**SHORT PROBLEM:**
Reproduce each record exactly.

>> Begin DATASET EXCERPTS

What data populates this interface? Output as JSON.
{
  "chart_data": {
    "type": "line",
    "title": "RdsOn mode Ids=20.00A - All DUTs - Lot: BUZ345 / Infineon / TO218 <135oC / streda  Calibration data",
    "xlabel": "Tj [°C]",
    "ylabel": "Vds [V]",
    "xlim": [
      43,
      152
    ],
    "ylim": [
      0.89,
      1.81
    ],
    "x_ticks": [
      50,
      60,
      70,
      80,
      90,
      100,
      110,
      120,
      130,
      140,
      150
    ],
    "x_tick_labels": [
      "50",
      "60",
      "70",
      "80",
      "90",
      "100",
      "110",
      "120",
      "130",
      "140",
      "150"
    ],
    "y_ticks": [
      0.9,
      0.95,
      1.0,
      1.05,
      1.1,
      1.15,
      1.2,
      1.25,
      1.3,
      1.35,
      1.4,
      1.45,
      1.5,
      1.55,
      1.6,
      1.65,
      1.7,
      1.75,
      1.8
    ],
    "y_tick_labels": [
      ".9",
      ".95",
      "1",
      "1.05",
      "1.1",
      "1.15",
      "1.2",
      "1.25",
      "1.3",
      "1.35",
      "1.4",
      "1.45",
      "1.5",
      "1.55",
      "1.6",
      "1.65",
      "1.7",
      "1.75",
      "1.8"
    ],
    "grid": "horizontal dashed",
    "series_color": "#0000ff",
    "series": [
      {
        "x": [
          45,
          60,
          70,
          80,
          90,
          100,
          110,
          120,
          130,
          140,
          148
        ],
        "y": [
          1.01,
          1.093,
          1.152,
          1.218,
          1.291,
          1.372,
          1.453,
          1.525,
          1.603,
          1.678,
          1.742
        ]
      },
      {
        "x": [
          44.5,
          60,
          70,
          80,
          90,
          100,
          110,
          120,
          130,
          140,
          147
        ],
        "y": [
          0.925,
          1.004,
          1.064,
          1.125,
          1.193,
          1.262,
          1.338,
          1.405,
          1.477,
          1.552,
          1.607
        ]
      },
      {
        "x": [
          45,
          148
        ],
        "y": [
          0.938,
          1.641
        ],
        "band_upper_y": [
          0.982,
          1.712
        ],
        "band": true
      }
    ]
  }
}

>> End DATASET EXCERPTS

**ANSWER FOR THE TASK:**
What data populates this interface? Output as JSON.
{
  "chart_data": {
    "type": "line",
    "title": "RdsOn mode Ids=20.00A - All DUTs - Lot: BUZ345 / Infineon / TO218 <135oC / streda  Calibration data",
    "xlabel": "Tj [°C]",
    "ylabel": "Vds [V]",
    "xlim": [
      43,
      152
    ],
    "ylim": [
      0.89,
      1.81
    ],
    "x_ticks": [
      50,
      60,
      70,
      80,
      90,
      100,
      110,
      120,
      130,
      140,
      150
    ],
    "x_tick_labels": [
      "50",
      "60",
      "70",
      "80",
      "90",
      "100",
      "110",
      "120",
      "130",
      "140",
      "150"
    ],
    "y_ticks": [
      0.9,
      0.95,
      1.0,
      1.05,
      1.1,
      1.15,
      1.2,
      1.25,
      1.3,
      1.35,
      1.4,
      1.45,
      1.5,
      1.55,
      1.6,
      1.65,
      1.7,
      1.75,
      1.8
    ],
    "y_tick_labels": [
      ".9",
      ".95",
      "1",
      "1.05",
      "1.1",
      "1.15",
      "1.2",
      "1.25",
      "1.3",
      "1.35",
      "1.4",
      "1.45",
      "1.5",
      "1.55",
      "1.6",
      "1.65",
      "1.7",
      "1.75",
      "1.8"
    ],
    "grid": "horizontal dashed",
    "series_color": "#0000ff",
    "series": [
      {
        "x": [
          45,
          60,
          70,
          80,
          90,
          100,
          110,
          120,
          130,
          140,
          148
        ],
        "y": [
          1.01,
          1.093,
          1.152,
          1.218,
          1.291,
          1.372,
          1.453,
          1.525,
          1.603,
          1.678,
          1.742
        ]
      },
      {
        "x": [
          44.5,
          60,
          70,
          80,
          90,
          100,
          110,
          120,
          130,
          140,
          147
        ],
        "y": [
          0.925,
          1.004,
          1.064,
          1.125,
          1.193,
          1.262,
          1.338,
          1.405,
          1.477,
          1.552,
          1.607
        ]
      },
      {
        "x": [
          45,
          148
        ],
        "y": [
          0.938,
          1.641
        ],
        "band_upper_y": [
          0.982,
          1.712
        ],
        "band": true
      }
    ]
  }
}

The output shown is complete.